Quote the whole listing verbatim.

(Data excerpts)
====

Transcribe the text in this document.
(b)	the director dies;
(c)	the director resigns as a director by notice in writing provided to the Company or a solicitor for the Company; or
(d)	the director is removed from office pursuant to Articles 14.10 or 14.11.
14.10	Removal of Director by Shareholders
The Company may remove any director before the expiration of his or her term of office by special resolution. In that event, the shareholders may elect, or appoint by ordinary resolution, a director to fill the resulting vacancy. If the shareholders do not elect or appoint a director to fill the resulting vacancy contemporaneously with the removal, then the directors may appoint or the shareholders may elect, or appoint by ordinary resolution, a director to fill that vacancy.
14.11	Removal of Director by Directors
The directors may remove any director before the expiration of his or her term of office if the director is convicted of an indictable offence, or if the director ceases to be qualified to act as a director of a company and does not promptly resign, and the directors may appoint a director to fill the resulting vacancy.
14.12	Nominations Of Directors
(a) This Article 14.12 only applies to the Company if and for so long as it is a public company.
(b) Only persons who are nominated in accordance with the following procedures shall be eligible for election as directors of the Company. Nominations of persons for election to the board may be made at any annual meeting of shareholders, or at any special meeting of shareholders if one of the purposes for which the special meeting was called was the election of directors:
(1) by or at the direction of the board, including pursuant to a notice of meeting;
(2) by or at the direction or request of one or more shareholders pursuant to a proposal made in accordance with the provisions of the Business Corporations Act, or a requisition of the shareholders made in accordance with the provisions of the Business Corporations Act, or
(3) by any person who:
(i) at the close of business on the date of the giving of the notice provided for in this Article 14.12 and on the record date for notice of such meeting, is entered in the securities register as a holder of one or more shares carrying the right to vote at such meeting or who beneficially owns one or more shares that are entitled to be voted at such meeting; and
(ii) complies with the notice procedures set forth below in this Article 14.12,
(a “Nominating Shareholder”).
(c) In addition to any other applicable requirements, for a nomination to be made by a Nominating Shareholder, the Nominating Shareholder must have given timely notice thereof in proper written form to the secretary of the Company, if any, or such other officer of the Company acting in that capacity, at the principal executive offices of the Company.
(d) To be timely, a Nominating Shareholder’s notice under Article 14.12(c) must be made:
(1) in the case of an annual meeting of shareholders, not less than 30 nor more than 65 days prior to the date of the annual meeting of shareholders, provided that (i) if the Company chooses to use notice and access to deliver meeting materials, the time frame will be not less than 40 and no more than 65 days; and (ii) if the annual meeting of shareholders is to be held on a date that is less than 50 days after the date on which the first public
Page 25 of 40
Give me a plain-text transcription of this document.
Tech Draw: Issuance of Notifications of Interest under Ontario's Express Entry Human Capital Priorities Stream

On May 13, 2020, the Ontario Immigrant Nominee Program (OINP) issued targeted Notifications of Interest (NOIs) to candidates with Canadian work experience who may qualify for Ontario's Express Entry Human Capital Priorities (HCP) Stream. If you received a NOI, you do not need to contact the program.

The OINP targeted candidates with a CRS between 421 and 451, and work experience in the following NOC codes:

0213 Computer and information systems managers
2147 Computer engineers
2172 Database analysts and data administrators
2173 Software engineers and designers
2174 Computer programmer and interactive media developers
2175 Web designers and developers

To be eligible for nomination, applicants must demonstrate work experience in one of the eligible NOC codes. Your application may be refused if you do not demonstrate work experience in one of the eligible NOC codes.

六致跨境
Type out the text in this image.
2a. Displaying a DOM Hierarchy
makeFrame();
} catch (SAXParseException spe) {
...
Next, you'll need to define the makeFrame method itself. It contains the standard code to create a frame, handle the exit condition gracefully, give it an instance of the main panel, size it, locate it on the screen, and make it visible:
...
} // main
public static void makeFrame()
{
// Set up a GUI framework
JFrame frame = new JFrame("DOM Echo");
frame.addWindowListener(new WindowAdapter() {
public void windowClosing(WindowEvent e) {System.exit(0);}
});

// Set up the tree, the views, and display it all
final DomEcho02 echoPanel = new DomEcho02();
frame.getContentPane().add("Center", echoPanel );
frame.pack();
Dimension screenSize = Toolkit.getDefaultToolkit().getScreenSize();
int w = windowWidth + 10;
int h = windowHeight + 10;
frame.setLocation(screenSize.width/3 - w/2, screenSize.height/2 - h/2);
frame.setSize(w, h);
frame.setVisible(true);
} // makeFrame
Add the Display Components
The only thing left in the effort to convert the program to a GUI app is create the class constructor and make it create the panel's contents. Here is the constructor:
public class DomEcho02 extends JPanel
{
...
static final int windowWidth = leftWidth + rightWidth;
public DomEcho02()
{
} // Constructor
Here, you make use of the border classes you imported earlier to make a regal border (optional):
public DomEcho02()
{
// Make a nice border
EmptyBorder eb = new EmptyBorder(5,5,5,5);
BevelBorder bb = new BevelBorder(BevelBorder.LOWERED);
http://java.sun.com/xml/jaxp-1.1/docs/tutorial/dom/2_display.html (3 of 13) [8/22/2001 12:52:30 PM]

====

**TASK OUTPUT**:
Transcribe the text in this document.
(b)	the director dies;
(c)	the director resigns as a director by notice in writing provided to the Company or a solicitor for the Company; or
(d)	the director is removed from office pursuant to Articles 14.10 or 14.11.
14.10	Removal of Director by Shareholders
The Company may remove any director before the expiration of his or her term of office by special resolution. In that event, the shareholders may elect, or appoint by ordinary resolution, a director to fill the resulting vacancy. If the shareholders do not elect or appoint a director to fill the resulting vacancy contemporaneously with the removal, then the directors may appoint or the shareholders may elect, or appoint by ordinary resolution, a director to fill that vacancy.
14.11	Removal of Director by Directors
The directors may remove any director before the expiration of his or her term of office if the director is convicted of an indictable offence, or if the director ceases to be qualified to act as a director of a company and does not promptly resign, and the directors may appoint a director to fill the resulting vacancy.
14.12	Nominations Of Directors
(a) This Article 14.12 only applies to the Company if and for so long as it is a public company.
(b) Only persons who are nominated in accordance with the following procedures shall be eligible for election as directors of the Company. Nominations of persons for election to the board may be made at any annual meeting of shareholders, or at any special meeting of shareholders if one of the purposes for which the special meeting was called was the election of directors:
(1) by or at the direction of the board, including pursuant to a notice of meeting;
(2) by or at the direction or request of one or more shareholders pursuant to a proposal made in accordance with the provisions of the Business Corporations Act, or a requisition of the shareholders made in accordance with the provisions of the Business Corporations Act, or
(3) by any person who:
(i) at the close of business on the date of the giving of the notice provided for in this Article 14.12 and on the record date for notice of such meeting, is entered in the securities register as a holder of one or more shares carrying the right to vote at such meeting or who beneficially owns one or more shares that are entitled to be voted at such meeting; and
(ii) complies with the notice procedures set forth below in this Article 14.12,
(a “Nominating Shareholder”).
(c) In addition to any other applicable requirements, for a nomination to be made by a Nominating Shareholder, the Nominating Shareholder must have given timely notice thereof in proper written form to the secretary of the Company, if any, or such other officer of the Company acting in that capacity, at the principal executive offices of the Company.
(d) To be timely, a Nominating Shareholder’s notice under Article 14.12(c) must be made:
(1) in the case of an annual meeting of shareholders, not less than 30 nor more than 65 days prior to the date of the annual meeting of shareholders, provided that (i) if the Company chooses to use notice and access to deliver meeting materials, the time frame will be not less than 40 and no more than 65 days; and (ii) if the annual meeting of shareholders is to be held on a date that is less than 50 days after the date on which the first public
Page 25 of 40
Give me a plain-text transcription of this document.
Tech Draw: Issuance of Notifications of Interest under Ontario's Express Entry Human Capital Priorities Stream

On May 13, 2020, the Ontario Immigrant Nominee Program (OINP) issued targeted Notifications of Interest (NOIs) to candidates with Canadian work experience who may qualify for Ontario's Express Entry Human Capital Priorities (HCP) Stream. If you received a NOI, you do not need to contact the program.

The OINP targeted candidates with a CRS between 421 and 451, and work experience in the following NOC codes:

0213 Computer and information systems managers
2147 Computer engineers
2172 Database analysts and data administrators
2173 Software engineers and designers
2174 Computer programmer and interactive media developers
2175 Web designers and developers

To be eligible for nomination, applicants must demonstrate work experience in one of the eligible NOC codes. Your application may be refused if you do not demonstrate work experience in one of the eligible NOC codes.

六致跨境
Type out the text in this image.
2a. Displaying a DOM Hierarchy
makeFrame();
} catch (SAXParseException spe) {
...
Next, you'll need to define the makeFrame method itself. It contains the standard code to create a frame, handle the exit condition gracefully, give it an instance of the main panel, size it, locate it on the screen, and make it visible:
...
} // main
public static void makeFrame()
{
// Set up a GUI framework
JFrame frame = new JFrame("DOM Echo");
frame.addWindowListener(new WindowAdapter() {
public void windowClosing(WindowEvent e) {System.exit(0);}
});

// Set up the tree, the views, and display it all
final DomEcho02 echoPanel = new DomEcho02();
frame.getContentPane().add("Center", echoPanel );
frame.pack();
Dimension screenSize = Toolkit.getDefaultToolkit().getScreenSize();
int w = windowWidth + 10;
int h = windowHeight + 10;
frame.setLocation(screenSize.width/3 - w/2, screenSize.height/2 - h/2);
frame.setSize(w, h);
frame.setVisible(true);
} // makeFrame
Add the Display Components
The only thing left in the effort to convert the program to a GUI app is create the class constructor and make it create the panel's contents. Here is the constructor:
public class DomEcho02 extends JPanel
{
...
static final int windowWidth = leftWidth + rightWidth;
public DomEcho02()
{
} // Constructor
Here, you make use of the border classes you imported earlier to make a regal border (optional):
public DomEcho02()
{
// Make a nice border
EmptyBorder eb = new EmptyBorder(5,5,5,5);
BevelBorder bb = new BevelBorder(BevelBorder.LOWERED);
http://java.sun.com/xml/jaxp-1.1/docs/tutorial/dom/2_display.html (3 of 13) [8/22/2001 12:52:30 PM]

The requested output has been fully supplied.